▼
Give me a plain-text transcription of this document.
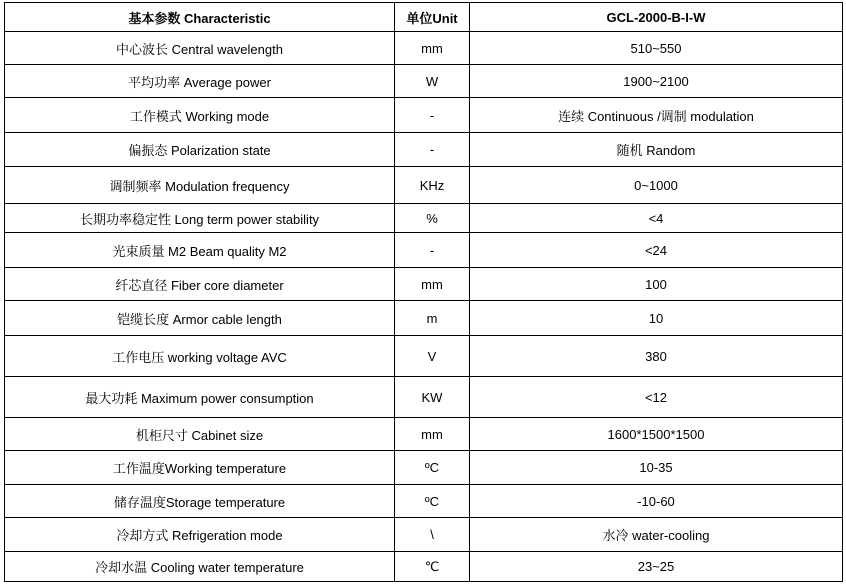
基本参数 Characteristic	单位Unit	GCL-2000-B-I-W
中心波长 Central wavelength	mm	510~550
平均功率 Average power	W	1900~2100
工作模式 Working mode	-	连续 Continuous /调制 modulation
偏振态 Polarization state	-	随机 Random
调制频率 Modulation frequency	KHz	0~1000
长期功率稳定性 Long term power stability	%	<4
光束质量 M2 Beam quality M2	-	<24
纤芯直径 Fiber core diameter	mm	100
铠缆长度 Armor cable length	m	10
工作电压 working voltage AVC	V	380
最大功耗 Maximum power consumption	KW	<12
机柜尺寸 Cabinet size	mm	1600*1500*1500
工作温度Working temperature	ºC	10-35
储存温度Storage temperature	ºC	-10-60
冷却方式 Refrigeration mode	\	水冷 water-cooling
冷却水温 Cooling water temperature	℃	23~25
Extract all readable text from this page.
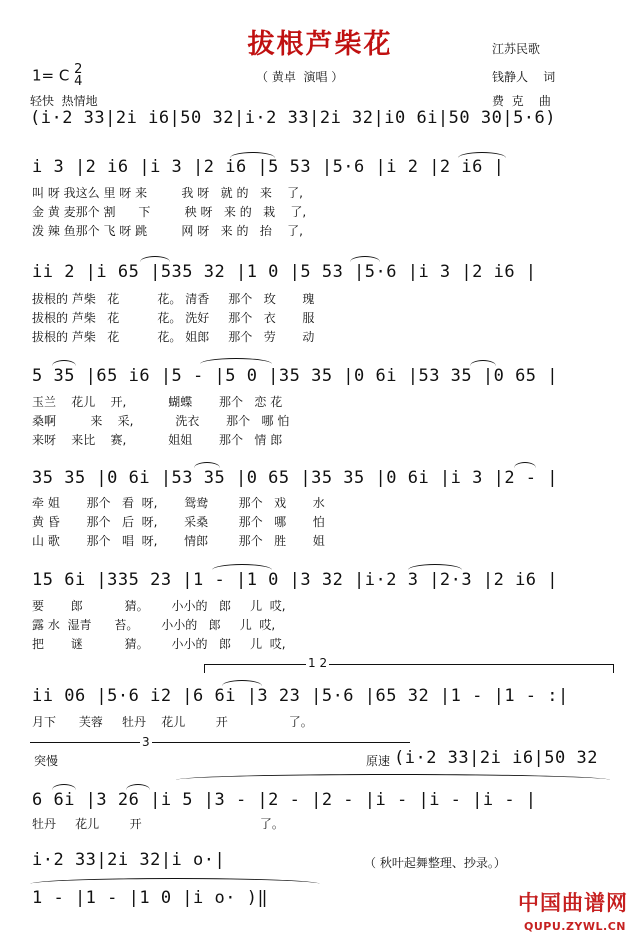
拔根芦柴花	江苏民歌
1= C 2
4	（ 黄卓  演唱 ）	钱静人    词
轻快  热情地	费  克    曲
(i·2 33|2i i6|50 32|i·2 33|2i 32|i0 6i|50 30|5·6)
i 3 |2 i6 |i 3 |2 i6 |5 53 |5·6 |i 2 |2 i6 |
叫 呀 我这么 里 呀 来         我 呀   就 的   来    了,
金 黄 麦那个 割      下         秧 呀   来 的   栽    了,
泼 辣 鱼那个 飞 呀 跳         网 呀   来 的   抬    了,
ii 2 |i 65 |535 32 |1 0 |5 53 |5·6 |i 3 |2 i6 |
拔根的 芦柴   花          花。 清香     那个   玫       瑰
拔根的 芦柴   花          花。 洗好     那个   衣       服
拔根的 芦柴   花          花。 姐郎     那个   劳       动
5 35 |65 i6 |5 - |5 0 |35 35 |0 6i |53 35 |0 65 |
玉兰    花儿    开,           蝴蝶       那个   恋 花
桑啊         来    采,           洗衣       那个   哪 怕
来呀    来比    赛,           姐姐       那个   情 郎
35 35 |0 6i |53 35 |0 65 |35 35 |0 6i |i 3 |2 - |
牵 姐       那个   看  呀,       鸳鸯        那个   戏       水
黄 昏       那个   后  呀,       采桑        那个   哪       怕
山 歌       那个   唱  呀,       情郎        那个   胜       姐
15 6i |335 23 |1 - |1 0 |3 32 |i·2 3 |2·3 |2 i6 |
要       郎           猜。      小小的   郎     儿  哎,
露 水  湿青      苔。      小小的   郎     儿  哎,
把       谜           猜。      小小的   郎     儿  哎,
1 2
ii 06 |5·6 i2 |6 6i |3 23 |5·6 |65 32 |1 - |1 - :|
月下      芙蓉     牡丹    花儿        开                了。
3
突慢	原速 (i·2 33|2i i6|50 32
6 6i |3 26 |i 5 |3 - |2 - |2 - |i - |i - |i - |
牡丹     花儿        开                               了。
i·2 33|2i 32|i o·|	（ 秋叶起舞整理、抄录。）
1 - |1 - |1 0 |i o· )‖	中国曲谱网
QUPU.ZYWL.CN
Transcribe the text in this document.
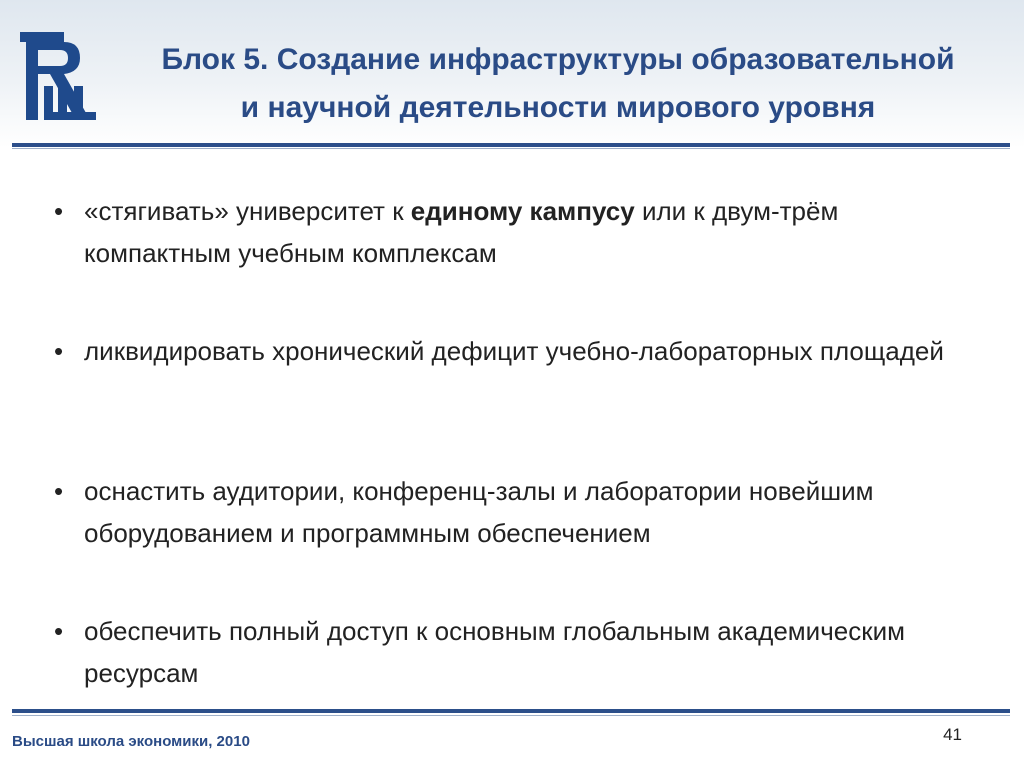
Блок 5. Создание инфраструктуры образовательной
и научной деятельности мирового уровня
• «стягивать» университет к единому кампусу или к двум-трём компактным учебным комплексам
• ликвидировать хронический дефицит учебно-лабораторных площадей
• оснастить аудитории, конференц-залы и лаборатории новейшим оборудованием и программным обеспечением
• обеспечить полный доступ к основным глобальным академическим ресурсам
Высшая школа экономики, 2010	41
▲
### TASK STATEMENT
With the pictures left out, please output each line from the one containing "Transcribe the text in this document." through the end of the entries, exactly as it is.

### THE SOLUTION
Transcribe the text in this document.
Блок 5. Создание инфраструктуры образовательной
и научной деятельности мирового уровня
• «стягивать» университет к единому кампусу или к двум-трём компактным учебным комплексам
• ликвидировать хронический дефицит учебно-лабораторных площадей
• оснастить аудитории, конференц-залы и лаборатории новейшим оборудованием и программным обеспечением
• обеспечить полный доступ к основным глобальным академическим ресурсам
Высшая школа экономики, 2010	41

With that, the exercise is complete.